» **EXERCISE INSTRUCTIONS**:
State only the number of lines that contain the string "ylabel".

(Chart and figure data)
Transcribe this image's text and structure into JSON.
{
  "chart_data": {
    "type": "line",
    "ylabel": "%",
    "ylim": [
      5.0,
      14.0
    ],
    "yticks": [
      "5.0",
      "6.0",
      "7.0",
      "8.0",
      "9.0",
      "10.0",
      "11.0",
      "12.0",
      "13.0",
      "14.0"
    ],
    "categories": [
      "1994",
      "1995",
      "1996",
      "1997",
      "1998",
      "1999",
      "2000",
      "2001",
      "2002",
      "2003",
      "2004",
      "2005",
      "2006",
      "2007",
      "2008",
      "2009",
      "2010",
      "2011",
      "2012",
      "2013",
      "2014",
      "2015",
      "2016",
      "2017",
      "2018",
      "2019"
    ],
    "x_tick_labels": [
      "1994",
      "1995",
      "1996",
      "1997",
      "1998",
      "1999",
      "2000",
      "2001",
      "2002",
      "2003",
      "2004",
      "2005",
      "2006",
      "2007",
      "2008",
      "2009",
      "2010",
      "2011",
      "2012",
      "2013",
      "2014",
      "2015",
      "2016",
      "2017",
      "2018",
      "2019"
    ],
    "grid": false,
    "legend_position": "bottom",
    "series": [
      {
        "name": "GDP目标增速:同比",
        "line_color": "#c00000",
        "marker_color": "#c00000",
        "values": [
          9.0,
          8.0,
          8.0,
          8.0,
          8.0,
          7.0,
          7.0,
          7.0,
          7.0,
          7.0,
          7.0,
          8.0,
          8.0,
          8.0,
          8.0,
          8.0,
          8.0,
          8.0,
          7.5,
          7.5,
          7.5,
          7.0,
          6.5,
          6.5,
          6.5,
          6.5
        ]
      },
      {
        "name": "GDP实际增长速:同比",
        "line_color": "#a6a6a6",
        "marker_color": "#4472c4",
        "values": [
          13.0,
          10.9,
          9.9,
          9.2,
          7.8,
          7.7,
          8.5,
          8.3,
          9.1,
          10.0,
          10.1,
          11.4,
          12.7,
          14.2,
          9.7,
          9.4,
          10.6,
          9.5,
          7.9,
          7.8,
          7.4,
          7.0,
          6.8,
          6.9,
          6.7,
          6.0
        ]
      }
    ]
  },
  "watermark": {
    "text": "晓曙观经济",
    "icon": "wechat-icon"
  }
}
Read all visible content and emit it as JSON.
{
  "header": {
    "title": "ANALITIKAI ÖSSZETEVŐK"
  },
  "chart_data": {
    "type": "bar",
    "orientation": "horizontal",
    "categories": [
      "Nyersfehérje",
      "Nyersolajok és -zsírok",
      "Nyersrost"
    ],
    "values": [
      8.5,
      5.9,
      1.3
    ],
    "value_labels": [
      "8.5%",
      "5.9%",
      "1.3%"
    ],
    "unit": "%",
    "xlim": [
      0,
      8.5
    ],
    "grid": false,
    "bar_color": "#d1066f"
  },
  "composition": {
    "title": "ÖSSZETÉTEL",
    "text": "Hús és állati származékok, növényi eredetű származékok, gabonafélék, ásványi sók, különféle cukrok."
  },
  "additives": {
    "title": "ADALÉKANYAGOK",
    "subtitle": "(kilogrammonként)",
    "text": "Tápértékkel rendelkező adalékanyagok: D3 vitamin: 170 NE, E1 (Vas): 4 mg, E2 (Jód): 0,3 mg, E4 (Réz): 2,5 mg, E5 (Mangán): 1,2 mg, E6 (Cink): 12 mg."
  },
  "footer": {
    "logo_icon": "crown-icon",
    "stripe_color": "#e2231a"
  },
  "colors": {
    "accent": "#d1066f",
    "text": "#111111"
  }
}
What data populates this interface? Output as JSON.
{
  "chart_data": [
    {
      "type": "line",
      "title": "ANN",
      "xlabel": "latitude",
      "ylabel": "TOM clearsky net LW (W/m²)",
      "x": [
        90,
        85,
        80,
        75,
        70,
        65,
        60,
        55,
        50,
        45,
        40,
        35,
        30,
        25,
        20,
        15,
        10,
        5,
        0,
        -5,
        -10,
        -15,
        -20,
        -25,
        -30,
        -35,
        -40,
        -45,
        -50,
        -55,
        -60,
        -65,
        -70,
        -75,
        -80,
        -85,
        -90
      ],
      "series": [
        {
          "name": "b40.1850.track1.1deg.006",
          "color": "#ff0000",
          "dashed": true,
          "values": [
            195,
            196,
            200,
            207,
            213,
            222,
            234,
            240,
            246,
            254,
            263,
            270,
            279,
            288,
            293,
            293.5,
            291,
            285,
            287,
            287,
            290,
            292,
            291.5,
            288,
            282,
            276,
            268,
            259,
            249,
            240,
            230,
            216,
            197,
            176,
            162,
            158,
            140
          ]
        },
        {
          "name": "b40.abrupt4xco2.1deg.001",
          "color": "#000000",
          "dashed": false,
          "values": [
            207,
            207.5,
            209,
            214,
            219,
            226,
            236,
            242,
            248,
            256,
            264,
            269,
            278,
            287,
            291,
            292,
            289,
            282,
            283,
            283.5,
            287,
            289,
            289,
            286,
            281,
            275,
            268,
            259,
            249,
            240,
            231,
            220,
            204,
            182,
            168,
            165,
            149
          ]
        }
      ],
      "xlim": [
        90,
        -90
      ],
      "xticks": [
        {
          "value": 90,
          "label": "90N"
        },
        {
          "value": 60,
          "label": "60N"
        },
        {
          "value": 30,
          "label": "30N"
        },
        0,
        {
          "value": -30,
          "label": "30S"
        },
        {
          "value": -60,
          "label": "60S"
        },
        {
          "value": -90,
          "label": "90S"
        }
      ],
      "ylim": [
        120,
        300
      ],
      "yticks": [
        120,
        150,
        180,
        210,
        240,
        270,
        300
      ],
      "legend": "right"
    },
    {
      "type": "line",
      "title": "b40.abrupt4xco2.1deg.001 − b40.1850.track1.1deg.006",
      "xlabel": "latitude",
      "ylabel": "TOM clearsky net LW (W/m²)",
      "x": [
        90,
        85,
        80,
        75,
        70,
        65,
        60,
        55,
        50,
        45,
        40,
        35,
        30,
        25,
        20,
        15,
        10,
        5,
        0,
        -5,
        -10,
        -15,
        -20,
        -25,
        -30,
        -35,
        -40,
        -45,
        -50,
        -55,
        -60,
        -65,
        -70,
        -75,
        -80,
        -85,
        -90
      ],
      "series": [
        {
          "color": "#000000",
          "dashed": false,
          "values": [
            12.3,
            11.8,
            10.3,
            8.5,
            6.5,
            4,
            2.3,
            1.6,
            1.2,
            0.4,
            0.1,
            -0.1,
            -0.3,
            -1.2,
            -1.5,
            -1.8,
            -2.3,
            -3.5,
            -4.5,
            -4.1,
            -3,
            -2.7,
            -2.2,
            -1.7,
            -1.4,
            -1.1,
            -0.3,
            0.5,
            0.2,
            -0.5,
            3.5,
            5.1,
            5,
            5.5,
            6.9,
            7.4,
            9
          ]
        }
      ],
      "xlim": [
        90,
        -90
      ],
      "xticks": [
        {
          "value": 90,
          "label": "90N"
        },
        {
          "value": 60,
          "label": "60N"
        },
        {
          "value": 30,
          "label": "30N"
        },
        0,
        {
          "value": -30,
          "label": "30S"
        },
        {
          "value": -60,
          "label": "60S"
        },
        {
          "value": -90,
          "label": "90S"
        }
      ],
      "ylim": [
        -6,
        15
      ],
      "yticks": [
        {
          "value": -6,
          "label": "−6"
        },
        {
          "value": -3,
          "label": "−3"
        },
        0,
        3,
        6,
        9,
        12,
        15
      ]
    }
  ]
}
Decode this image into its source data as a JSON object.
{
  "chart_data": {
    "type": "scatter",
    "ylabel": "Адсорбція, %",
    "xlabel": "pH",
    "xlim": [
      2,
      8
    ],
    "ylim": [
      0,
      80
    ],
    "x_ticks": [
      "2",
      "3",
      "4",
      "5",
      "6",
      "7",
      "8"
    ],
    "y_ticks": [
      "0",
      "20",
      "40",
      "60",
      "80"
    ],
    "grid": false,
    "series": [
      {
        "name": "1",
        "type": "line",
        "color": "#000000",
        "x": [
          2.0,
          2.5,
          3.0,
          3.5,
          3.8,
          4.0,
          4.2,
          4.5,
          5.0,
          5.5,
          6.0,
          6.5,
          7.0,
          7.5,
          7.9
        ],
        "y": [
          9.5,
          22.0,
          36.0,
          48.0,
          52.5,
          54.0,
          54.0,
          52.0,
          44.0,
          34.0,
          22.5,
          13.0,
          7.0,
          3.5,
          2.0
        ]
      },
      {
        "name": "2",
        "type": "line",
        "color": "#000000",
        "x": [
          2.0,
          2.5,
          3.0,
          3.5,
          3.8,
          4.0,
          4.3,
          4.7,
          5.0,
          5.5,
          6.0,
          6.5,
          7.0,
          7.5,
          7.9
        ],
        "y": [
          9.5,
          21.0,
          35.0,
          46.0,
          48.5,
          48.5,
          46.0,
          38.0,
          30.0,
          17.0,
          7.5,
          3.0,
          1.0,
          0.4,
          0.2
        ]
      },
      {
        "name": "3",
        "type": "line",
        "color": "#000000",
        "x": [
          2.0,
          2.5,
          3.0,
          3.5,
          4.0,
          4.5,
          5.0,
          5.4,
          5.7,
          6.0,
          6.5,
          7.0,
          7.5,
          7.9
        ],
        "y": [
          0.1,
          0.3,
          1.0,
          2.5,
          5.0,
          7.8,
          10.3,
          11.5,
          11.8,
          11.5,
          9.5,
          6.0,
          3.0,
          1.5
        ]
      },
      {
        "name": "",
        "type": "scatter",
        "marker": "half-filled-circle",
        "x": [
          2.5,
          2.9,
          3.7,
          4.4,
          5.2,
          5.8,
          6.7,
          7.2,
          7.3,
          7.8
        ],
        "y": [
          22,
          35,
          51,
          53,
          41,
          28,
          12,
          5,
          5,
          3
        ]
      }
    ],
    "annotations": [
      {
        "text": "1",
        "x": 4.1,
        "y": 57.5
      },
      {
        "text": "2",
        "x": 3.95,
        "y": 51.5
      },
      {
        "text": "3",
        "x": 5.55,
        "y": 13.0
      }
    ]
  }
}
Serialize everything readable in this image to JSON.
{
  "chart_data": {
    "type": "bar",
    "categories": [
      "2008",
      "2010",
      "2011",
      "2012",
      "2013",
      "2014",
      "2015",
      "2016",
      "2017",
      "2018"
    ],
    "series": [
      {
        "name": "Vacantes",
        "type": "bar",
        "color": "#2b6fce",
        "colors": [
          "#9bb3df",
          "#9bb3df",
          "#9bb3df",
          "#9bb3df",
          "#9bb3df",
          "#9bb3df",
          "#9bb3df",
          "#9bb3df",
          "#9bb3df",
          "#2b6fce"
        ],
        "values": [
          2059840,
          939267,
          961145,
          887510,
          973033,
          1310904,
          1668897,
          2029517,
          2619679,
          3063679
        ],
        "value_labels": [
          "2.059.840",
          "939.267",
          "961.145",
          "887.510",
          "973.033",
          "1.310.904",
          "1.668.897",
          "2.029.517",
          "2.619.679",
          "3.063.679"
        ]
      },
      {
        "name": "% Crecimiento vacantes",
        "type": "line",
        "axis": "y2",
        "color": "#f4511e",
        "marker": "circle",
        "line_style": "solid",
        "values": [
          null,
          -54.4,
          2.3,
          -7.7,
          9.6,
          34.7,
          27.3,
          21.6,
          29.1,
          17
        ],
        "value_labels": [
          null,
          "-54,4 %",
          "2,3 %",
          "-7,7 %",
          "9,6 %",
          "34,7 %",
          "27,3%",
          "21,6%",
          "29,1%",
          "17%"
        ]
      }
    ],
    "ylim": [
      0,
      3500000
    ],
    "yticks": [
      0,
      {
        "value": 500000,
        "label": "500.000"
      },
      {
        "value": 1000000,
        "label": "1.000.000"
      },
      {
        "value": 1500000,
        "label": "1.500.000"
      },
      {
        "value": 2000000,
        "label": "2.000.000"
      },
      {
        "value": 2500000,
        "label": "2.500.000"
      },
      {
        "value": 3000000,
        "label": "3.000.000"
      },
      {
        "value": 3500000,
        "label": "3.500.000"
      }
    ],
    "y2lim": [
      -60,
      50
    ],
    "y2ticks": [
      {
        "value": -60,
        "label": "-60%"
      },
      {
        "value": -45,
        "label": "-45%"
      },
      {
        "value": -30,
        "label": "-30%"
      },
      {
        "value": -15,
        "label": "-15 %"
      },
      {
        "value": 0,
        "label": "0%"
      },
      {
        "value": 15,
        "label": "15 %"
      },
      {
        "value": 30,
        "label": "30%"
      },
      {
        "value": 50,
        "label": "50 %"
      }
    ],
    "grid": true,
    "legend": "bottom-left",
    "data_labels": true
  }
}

» **THE RESULT**:
4